YOUR INSTRUCTIONS: Pictures stay out of your copy, but everything else in the records below must be repeated exactly.

RECORDS FOR THE TASK:

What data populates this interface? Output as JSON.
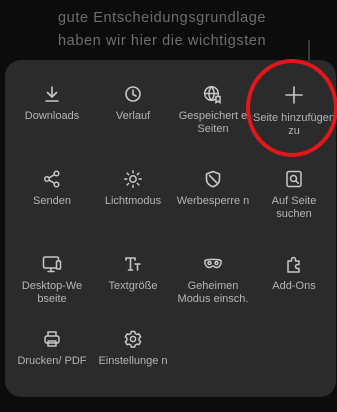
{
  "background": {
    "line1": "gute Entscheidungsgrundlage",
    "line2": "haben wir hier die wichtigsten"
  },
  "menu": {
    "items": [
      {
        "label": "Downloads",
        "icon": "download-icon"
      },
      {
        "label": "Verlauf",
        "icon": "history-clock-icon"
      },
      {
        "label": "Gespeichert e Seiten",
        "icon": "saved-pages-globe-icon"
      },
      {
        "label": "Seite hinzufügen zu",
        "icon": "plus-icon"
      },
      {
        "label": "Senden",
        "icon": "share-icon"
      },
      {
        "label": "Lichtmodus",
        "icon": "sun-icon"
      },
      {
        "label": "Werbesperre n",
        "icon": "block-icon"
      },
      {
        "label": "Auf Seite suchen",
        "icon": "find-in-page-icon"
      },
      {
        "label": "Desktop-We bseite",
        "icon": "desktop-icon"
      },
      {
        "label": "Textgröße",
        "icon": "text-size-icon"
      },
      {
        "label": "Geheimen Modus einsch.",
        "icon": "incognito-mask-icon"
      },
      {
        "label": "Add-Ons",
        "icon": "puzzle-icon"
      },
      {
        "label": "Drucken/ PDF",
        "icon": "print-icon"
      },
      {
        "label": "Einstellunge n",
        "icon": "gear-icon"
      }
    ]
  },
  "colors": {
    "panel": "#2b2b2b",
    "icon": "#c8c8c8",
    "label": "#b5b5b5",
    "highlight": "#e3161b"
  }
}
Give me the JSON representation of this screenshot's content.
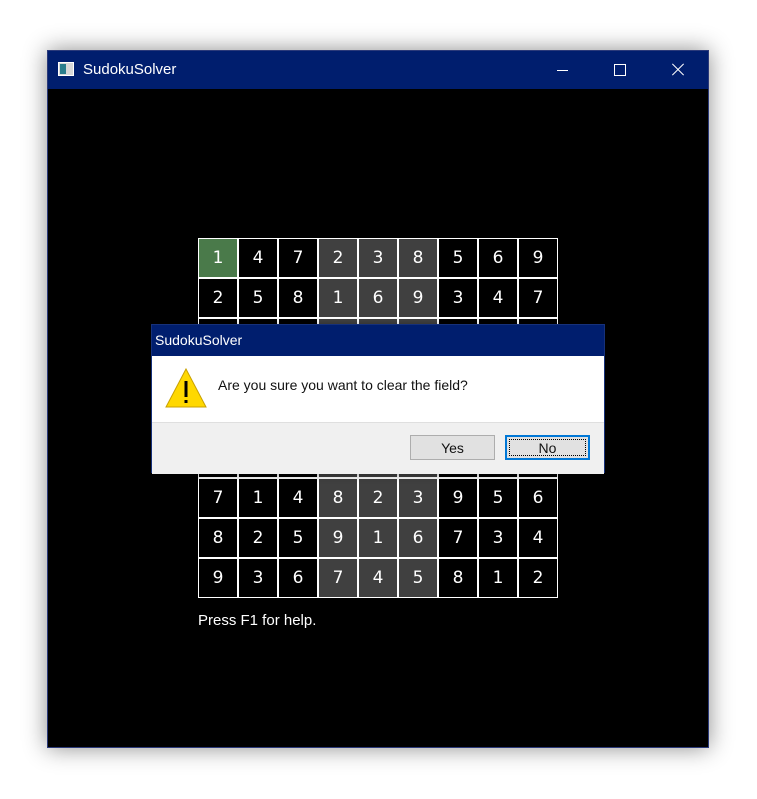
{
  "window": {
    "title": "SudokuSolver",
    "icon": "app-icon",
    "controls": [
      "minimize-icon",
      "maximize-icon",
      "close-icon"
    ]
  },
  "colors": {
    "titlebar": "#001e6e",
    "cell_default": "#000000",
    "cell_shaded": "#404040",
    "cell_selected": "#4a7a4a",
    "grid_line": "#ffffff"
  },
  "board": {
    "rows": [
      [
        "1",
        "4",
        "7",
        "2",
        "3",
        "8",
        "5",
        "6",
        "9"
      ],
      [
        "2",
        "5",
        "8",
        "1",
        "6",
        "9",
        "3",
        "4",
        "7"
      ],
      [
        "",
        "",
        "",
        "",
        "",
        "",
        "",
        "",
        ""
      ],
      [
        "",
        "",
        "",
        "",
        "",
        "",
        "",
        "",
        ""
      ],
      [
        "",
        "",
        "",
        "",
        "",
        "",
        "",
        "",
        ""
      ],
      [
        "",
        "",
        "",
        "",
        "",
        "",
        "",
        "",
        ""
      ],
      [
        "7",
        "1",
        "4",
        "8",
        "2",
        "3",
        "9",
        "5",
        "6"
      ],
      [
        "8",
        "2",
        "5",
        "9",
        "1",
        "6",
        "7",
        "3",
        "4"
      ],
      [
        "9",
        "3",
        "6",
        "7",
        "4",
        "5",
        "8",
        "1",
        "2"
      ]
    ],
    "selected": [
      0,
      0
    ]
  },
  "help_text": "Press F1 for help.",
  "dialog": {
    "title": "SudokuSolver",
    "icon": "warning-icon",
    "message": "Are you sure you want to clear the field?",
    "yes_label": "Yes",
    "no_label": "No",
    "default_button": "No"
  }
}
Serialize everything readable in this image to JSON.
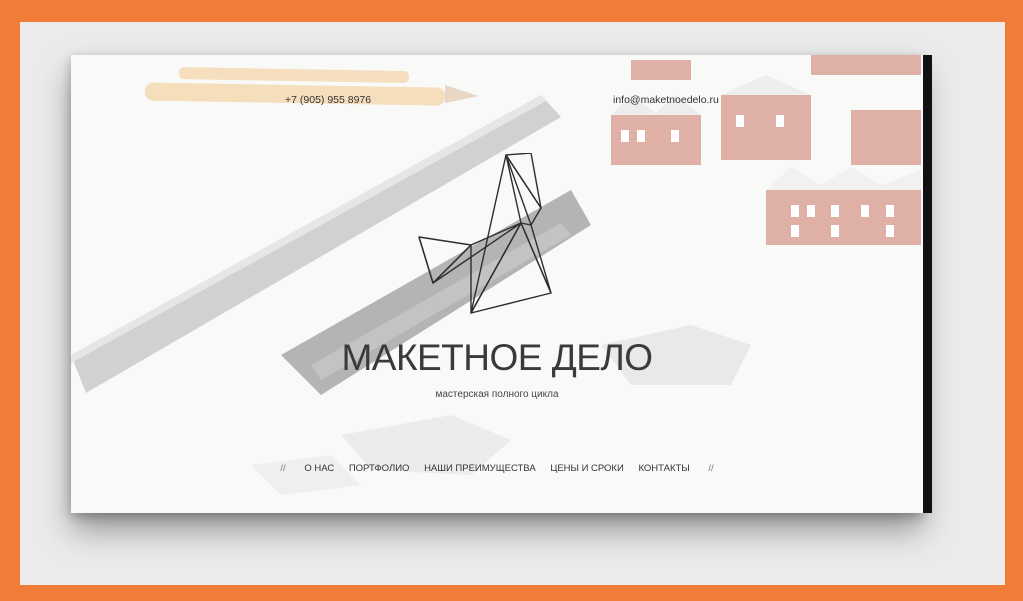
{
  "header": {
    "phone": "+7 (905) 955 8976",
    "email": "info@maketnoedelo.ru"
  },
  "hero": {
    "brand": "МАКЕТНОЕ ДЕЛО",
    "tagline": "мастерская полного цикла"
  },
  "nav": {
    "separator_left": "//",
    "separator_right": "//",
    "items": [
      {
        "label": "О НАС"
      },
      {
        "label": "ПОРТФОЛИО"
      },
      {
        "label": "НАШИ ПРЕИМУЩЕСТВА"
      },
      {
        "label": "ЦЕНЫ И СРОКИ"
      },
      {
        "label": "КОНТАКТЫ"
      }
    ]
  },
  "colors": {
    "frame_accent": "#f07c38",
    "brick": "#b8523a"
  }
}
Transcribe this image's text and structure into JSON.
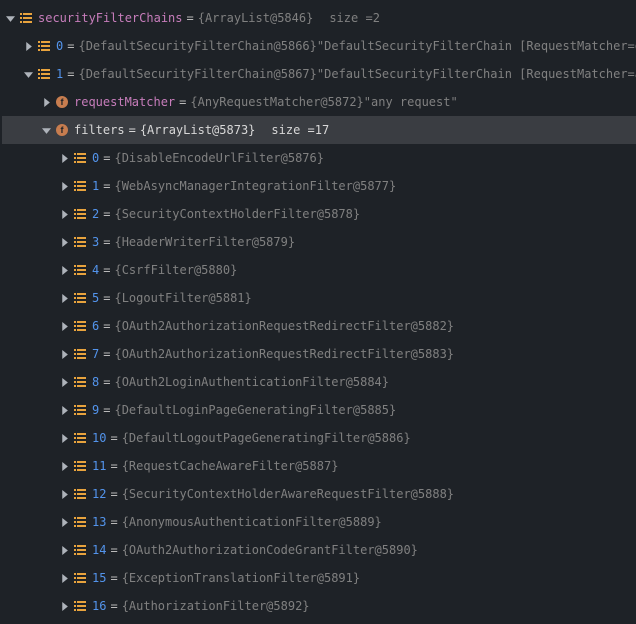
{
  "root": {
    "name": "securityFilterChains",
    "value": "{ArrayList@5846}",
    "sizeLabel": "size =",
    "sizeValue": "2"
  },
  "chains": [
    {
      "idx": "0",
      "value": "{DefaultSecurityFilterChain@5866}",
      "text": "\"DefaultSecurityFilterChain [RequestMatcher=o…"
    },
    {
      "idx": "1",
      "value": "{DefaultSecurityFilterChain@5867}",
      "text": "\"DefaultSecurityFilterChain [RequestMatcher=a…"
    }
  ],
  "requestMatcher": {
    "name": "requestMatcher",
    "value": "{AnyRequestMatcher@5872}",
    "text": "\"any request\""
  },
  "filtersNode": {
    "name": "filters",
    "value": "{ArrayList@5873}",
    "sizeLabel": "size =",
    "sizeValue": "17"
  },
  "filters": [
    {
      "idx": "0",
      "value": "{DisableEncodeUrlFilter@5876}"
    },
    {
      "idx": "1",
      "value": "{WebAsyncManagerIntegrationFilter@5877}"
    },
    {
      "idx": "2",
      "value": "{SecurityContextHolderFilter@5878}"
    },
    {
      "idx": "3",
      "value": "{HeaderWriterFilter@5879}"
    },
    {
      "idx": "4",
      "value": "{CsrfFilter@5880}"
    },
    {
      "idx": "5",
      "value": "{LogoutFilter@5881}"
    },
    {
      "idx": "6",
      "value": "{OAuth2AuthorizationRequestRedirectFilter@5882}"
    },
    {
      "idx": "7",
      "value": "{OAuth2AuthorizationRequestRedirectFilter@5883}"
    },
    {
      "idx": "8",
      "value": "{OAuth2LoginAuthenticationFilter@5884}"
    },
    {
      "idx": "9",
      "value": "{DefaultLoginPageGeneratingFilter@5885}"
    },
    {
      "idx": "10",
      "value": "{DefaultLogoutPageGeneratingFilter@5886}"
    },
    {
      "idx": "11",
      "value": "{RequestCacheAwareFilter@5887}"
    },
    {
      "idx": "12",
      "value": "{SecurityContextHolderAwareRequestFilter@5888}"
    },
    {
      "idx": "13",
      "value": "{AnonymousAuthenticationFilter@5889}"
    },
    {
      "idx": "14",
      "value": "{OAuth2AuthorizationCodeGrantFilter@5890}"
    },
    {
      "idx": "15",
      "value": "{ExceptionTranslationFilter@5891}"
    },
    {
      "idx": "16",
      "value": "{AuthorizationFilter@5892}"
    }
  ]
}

THE RESULT:
What data populates this interface? Output as JSON.
{
  "background": {
    "line1": "gute Entscheidungsgrundlage",
    "line2": "haben wir hier die wichtigsten"
  },
  "menu": {
    "items": [
      {
        "label": "Downloads",
        "icon": "download-icon"
      },
      {
        "label": "Verlauf",
        "icon": "history-clock-icon"
      },
      {
        "label": "Gespeichert e Seiten",
        "icon": "saved-pages-globe-icon"
      },
      {
        "label": "Seite hinzufügen zu",
        "icon": "plus-icon"
      },
      {
        "label": "Senden",
        "icon": "share-icon"
      },
      {
        "label": "Lichtmodus",
        "icon": "sun-icon"
      },
      {
        "label": "Werbesperre n",
        "icon": "block-icon"
      },
      {
        "label": "Auf Seite suchen",
        "icon": "find-in-page-icon"
      },
      {
        "label": "Desktop-We bseite",
        "icon": "desktop-icon"
      },
      {
        "label": "Textgröße",
        "icon": "text-size-icon"
      },
      {
        "label": "Geheimen Modus einsch.",
        "icon": "incognito-mask-icon"
      },
      {
        "label": "Add-Ons",
        "icon": "puzzle-icon"
      },
      {
        "label": "Drucken/ PDF",
        "icon": "print-icon"
      },
      {
        "label": "Einstellunge n",
        "icon": "gear-icon"
      }
    ]
  },
  "colors": {
    "panel": "#2b2b2b",
    "icon": "#c8c8c8",
    "label": "#b5b5b5",
    "highlight": "#e3161b"
  }
}
Give me the JSON representation of this screenshot's content.
{
  "window": {
    "title": "SudokuSolver",
    "icon": "app-icon",
    "controls": [
      "minimize-icon",
      "maximize-icon",
      "close-icon"
    ]
  },
  "colors": {
    "titlebar": "#001e6e",
    "cell_default": "#000000",
    "cell_shaded": "#404040",
    "cell_selected": "#4a7a4a",
    "grid_line": "#ffffff"
  },
  "board": {
    "rows": [
      [
        "1",
        "4",
        "7",
        "2",
        "3",
        "8",
        "5",
        "6",
        "9"
      ],
      [
        "2",
        "5",
        "8",
        "1",
        "6",
        "9",
        "3",
        "4",
        "7"
      ],
      [
        "",
        "",
        "",
        "",
        "",
        "",
        "",
        "",
        ""
      ],
      [
        "",
        "",
        "",
        "",
        "",
        "",
        "",
        "",
        ""
      ],
      [
        "",
        "",
        "",
        "",
        "",
        "",
        "",
        "",
        ""
      ],
      [
        "",
        "",
        "",
        "",
        "",
        "",
        "",
        "",
        ""
      ],
      [
        "7",
        "1",
        "4",
        "8",
        "2",
        "3",
        "9",
        "5",
        "6"
      ],
      [
        "8",
        "2",
        "5",
        "9",
        "1",
        "6",
        "7",
        "3",
        "4"
      ],
      [
        "9",
        "3",
        "6",
        "7",
        "4",
        "5",
        "8",
        "1",
        "2"
      ]
    ],
    "selected": [
      0,
      0
    ]
  },
  "help_text": "Press F1 for help.",
  "dialog": {
    "title": "SudokuSolver",
    "icon": "warning-icon",
    "message": "Are you sure you want to clear the field?",
    "yes_label": "Yes",
    "no_label": "No",
    "default_button": "No"
  }
}
Serialize everything readable in this image to JSON.
{
  "header": {
    "phone": "+7 (905) 955 8976",
    "email": "info@maketnoedelo.ru"
  },
  "hero": {
    "brand": "МАКЕТНОЕ ДЕЛО",
    "tagline": "мастерская полного цикла"
  },
  "nav": {
    "separator_left": "//",
    "separator_right": "//",
    "items": [
      {
        "label": "О НАС"
      },
      {
        "label": "ПОРТФОЛИО"
      },
      {
        "label": "НАШИ ПРЕИМУЩЕСТВА"
      },
      {
        "label": "ЦЕНЫ И СРОКИ"
      },
      {
        "label": "КОНТАКТЫ"
      }
    ]
  },
  "colors": {
    "frame_accent": "#f07c38",
    "brick": "#b8523a"
  }
}
Transcribe this image's text and structure into JSON.
{
  "root": {
    "name": "securityFilterChains",
    "value": "{ArrayList@5846}",
    "sizeLabel": "size =",
    "sizeValue": "2"
  },
  "chains": [
    {
      "idx": "0",
      "value": "{DefaultSecurityFilterChain@5866}",
      "text": "\"DefaultSecurityFilterChain [RequestMatcher=o…"
    },
    {
      "idx": "1",
      "value": "{DefaultSecurityFilterChain@5867}",
      "text": "\"DefaultSecurityFilterChain [RequestMatcher=a…"
    }
  ],
  "requestMatcher": {
    "name": "requestMatcher",
    "value": "{AnyRequestMatcher@5872}",
    "text": "\"any request\""
  },
  "filtersNode": {
    "name": "filters",
    "value": "{ArrayList@5873}",
    "sizeLabel": "size =",
    "sizeValue": "17"
  },
  "filters": [
    {
      "idx": "0",
      "value": "{DisableEncodeUrlFilter@5876}"
    },
    {
      "idx": "1",
      "value": "{WebAsyncManagerIntegrationFilter@5877}"
    },
    {
      "idx": "2",
      "value": "{SecurityContextHolderFilter@5878}"
    },
    {
      "idx": "3",
      "value": "{HeaderWriterFilter@5879}"
    },
    {
      "idx": "4",
      "value": "{CsrfFilter@5880}"
    },
    {
      "idx": "5",
      "value": "{LogoutFilter@5881}"
    },
    {
      "idx": "6",
      "value": "{OAuth2AuthorizationRequestRedirectFilter@5882}"
    },
    {
      "idx": "7",
      "value": "{OAuth2AuthorizationRequestRedirectFilter@5883}"
    },
    {
      "idx": "8",
      "value": "{OAuth2LoginAuthenticationFilter@5884}"
    },
    {
      "idx": "9",
      "value": "{DefaultLoginPageGeneratingFilter@5885}"
    },
    {
      "idx": "10",
      "value": "{DefaultLogoutPageGeneratingFilter@5886}"
    },
    {
      "idx": "11",
      "value": "{RequestCacheAwareFilter@5887}"
    },
    {
      "idx": "12",
      "value": "{SecurityContextHolderAwareRequestFilter@5888}"
    },
    {
      "idx": "13",
      "value": "{AnonymousAuthenticationFilter@5889}"
    },
    {
      "idx": "14",
      "value": "{OAuth2AuthorizationCodeGrantFilter@5890}"
    },
    {
      "idx": "15",
      "value": "{ExceptionTranslationFilter@5891}"
    },
    {
      "idx": "16",
      "value": "{AuthorizationFilter@5892}"
    }
  ]
}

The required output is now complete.